■ RECORD LIST
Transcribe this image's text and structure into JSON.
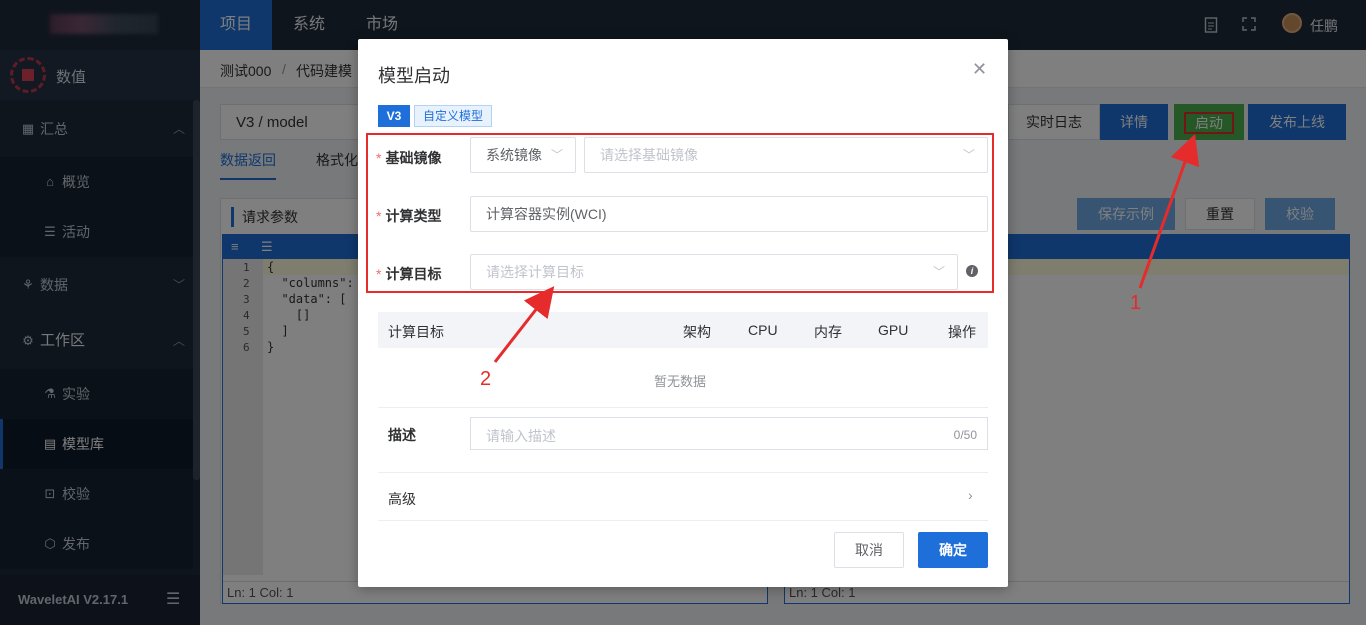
{
  "topnav": {
    "items": [
      "项目",
      "系统",
      "市场"
    ],
    "user_name": "任鹏"
  },
  "sidebar": {
    "brand": "数值",
    "items": [
      {
        "label": "汇总",
        "icon": "grid-icon"
      },
      {
        "label": "概览",
        "icon": "home-icon"
      },
      {
        "label": "活动",
        "icon": "list-icon"
      },
      {
        "label": "数据",
        "icon": "tree-icon"
      },
      {
        "label": "工作区",
        "icon": "gear-icon"
      },
      {
        "label": "实验",
        "icon": "flask-icon"
      },
      {
        "label": "模型库",
        "icon": "database-icon"
      },
      {
        "label": "校验",
        "icon": "scan-icon"
      },
      {
        "label": "发布",
        "icon": "cube-icon"
      }
    ],
    "version": "WaveletAI V2.17.1"
  },
  "background": {
    "breadcrumb": [
      "测试000",
      "代码建模"
    ],
    "model_path": "V3 / model",
    "buttons": {
      "realtime_log": "实时日志",
      "details": "详情",
      "launch": "启动",
      "publish": "发布上线",
      "save_example": "保存示例",
      "reset": "重置",
      "verify": "校验"
    },
    "tabs": [
      "数据返回",
      "格式化"
    ],
    "request_title": "请求参数",
    "code_lines": [
      "{",
      "  \"columns\":",
      "  \"data\": [",
      "    []",
      "  ]",
      "}"
    ],
    "status_left": "Ln: 1   Col: 1",
    "status_right": "Ln: 1   Col: 1"
  },
  "dialog": {
    "title": "模型启动",
    "tags": [
      "V3",
      "自定义模型"
    ],
    "fields": {
      "base_image_label": "基础镜像",
      "base_image_type": "系统镜像",
      "base_image_placeholder": "请选择基础镜像",
      "compute_type_label": "计算类型",
      "compute_type_value": "计算容器实例(WCI)",
      "compute_target_label": "计算目标",
      "compute_target_placeholder": "请选择计算目标"
    },
    "table": {
      "columns": [
        "计算目标",
        "架构",
        "CPU",
        "内存",
        "GPU",
        "操作"
      ],
      "empty": "暂无数据"
    },
    "description_label": "描述",
    "description_placeholder": "请输入描述",
    "description_counter": "0/50",
    "advanced_label": "高级",
    "cancel": "取消",
    "confirm": "确定"
  },
  "annotations": [
    "1",
    "2"
  ],
  "colors": {
    "accent": "#1e6fd9",
    "annotation": "#e52b2b",
    "nav_bg": "#1e2a3b",
    "launch_green": "#4cae4c"
  }
}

■ REQUEST
Repeat the material above in full and exactly, apart from the pictures.

■ REPLY
Transcribe this image's text and structure into JSON.
{
  "topnav": {
    "items": [
      "项目",
      "系统",
      "市场"
    ],
    "user_name": "任鹏"
  },
  "sidebar": {
    "brand": "数值",
    "items": [
      {
        "label": "汇总",
        "icon": "grid-icon"
      },
      {
        "label": "概览",
        "icon": "home-icon"
      },
      {
        "label": "活动",
        "icon": "list-icon"
      },
      {
        "label": "数据",
        "icon": "tree-icon"
      },
      {
        "label": "工作区",
        "icon": "gear-icon"
      },
      {
        "label": "实验",
        "icon": "flask-icon"
      },
      {
        "label": "模型库",
        "icon": "database-icon"
      },
      {
        "label": "校验",
        "icon": "scan-icon"
      },
      {
        "label": "发布",
        "icon": "cube-icon"
      }
    ],
    "version": "WaveletAI V2.17.1"
  },
  "background": {
    "breadcrumb": [
      "测试000",
      "代码建模"
    ],
    "model_path": "V3 / model",
    "buttons": {
      "realtime_log": "实时日志",
      "details": "详情",
      "launch": "启动",
      "publish": "发布上线",
      "save_example": "保存示例",
      "reset": "重置",
      "verify": "校验"
    },
    "tabs": [
      "数据返回",
      "格式化"
    ],
    "request_title": "请求参数",
    "code_lines": [
      "{",
      "  \"columns\":",
      "  \"data\": [",
      "    []",
      "  ]",
      "}"
    ],
    "status_left": "Ln: 1   Col: 1",
    "status_right": "Ln: 1   Col: 1"
  },
  "dialog": {
    "title": "模型启动",
    "tags": [
      "V3",
      "自定义模型"
    ],
    "fields": {
      "base_image_label": "基础镜像",
      "base_image_type": "系统镜像",
      "base_image_placeholder": "请选择基础镜像",
      "compute_type_label": "计算类型",
      "compute_type_value": "计算容器实例(WCI)",
      "compute_target_label": "计算目标",
      "compute_target_placeholder": "请选择计算目标"
    },
    "table": {
      "columns": [
        "计算目标",
        "架构",
        "CPU",
        "内存",
        "GPU",
        "操作"
      ],
      "empty": "暂无数据"
    },
    "description_label": "描述",
    "description_placeholder": "请输入描述",
    "description_counter": "0/50",
    "advanced_label": "高级",
    "cancel": "取消",
    "confirm": "确定"
  },
  "annotations": [
    "1",
    "2"
  ],
  "colors": {
    "accent": "#1e6fd9",
    "annotation": "#e52b2b",
    "nav_bg": "#1e2a3b",
    "launch_green": "#4cae4c"
  }
}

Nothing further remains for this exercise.